*WRITTEN INSTRUCTION*
Your answer must consist solely of the number of lines that contain the word "name".

*LISTED ENTRIES*
------------------------------------------------------------------------

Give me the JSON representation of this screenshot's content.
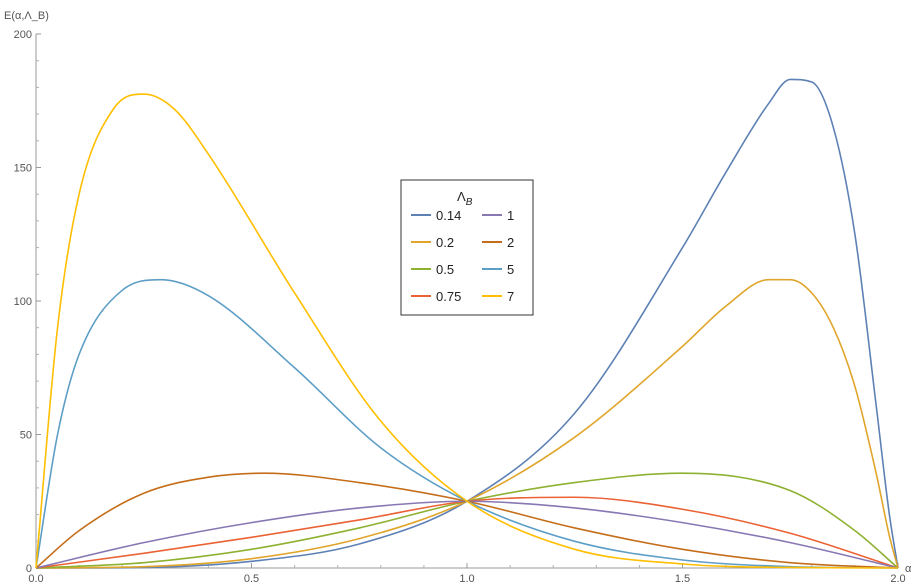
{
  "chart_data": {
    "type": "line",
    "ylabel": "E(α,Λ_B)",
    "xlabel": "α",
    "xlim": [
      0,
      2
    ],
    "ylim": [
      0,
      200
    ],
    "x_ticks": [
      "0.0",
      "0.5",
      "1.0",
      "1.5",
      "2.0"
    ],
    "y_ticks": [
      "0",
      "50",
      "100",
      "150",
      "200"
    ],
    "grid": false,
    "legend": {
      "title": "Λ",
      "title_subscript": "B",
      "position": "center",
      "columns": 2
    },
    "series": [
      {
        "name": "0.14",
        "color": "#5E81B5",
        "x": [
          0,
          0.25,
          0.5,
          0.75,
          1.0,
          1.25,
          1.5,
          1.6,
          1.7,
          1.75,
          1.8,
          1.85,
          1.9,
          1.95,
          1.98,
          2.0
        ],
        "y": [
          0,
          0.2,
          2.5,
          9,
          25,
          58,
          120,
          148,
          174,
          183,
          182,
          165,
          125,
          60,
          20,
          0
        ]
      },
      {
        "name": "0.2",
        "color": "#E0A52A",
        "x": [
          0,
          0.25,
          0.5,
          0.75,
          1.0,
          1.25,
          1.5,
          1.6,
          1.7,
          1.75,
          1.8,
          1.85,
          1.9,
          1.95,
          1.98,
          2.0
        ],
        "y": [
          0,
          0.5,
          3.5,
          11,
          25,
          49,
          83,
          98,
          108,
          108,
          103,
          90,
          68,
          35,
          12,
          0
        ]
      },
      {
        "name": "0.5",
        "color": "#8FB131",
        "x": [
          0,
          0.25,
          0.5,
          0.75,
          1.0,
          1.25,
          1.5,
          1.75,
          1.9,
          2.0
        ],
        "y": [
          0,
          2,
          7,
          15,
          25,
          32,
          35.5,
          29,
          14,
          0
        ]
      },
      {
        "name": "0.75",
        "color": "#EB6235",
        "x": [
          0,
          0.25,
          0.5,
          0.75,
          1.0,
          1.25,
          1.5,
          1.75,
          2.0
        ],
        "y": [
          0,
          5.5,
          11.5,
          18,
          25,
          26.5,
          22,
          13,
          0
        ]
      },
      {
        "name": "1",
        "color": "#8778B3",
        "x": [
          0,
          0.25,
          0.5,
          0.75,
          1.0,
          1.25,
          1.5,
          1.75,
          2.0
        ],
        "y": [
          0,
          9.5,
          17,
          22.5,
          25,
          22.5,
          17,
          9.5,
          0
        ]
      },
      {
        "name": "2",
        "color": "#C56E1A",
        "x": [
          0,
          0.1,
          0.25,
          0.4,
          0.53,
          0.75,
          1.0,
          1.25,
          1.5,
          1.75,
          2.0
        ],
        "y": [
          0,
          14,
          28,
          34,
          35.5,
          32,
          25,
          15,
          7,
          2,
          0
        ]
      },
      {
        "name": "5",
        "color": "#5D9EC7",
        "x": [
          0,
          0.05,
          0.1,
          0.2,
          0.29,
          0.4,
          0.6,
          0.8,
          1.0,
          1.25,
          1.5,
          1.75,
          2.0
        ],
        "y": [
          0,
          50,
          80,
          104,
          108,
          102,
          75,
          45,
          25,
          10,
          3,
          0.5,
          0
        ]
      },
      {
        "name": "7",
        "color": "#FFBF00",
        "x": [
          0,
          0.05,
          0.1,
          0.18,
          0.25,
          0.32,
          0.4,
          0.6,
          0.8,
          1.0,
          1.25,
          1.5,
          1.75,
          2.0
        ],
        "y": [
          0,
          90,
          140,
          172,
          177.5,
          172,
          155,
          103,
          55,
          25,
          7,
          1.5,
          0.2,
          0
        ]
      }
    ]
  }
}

------------------------------------------------------------------------

*WRITTEN ANSWER*
8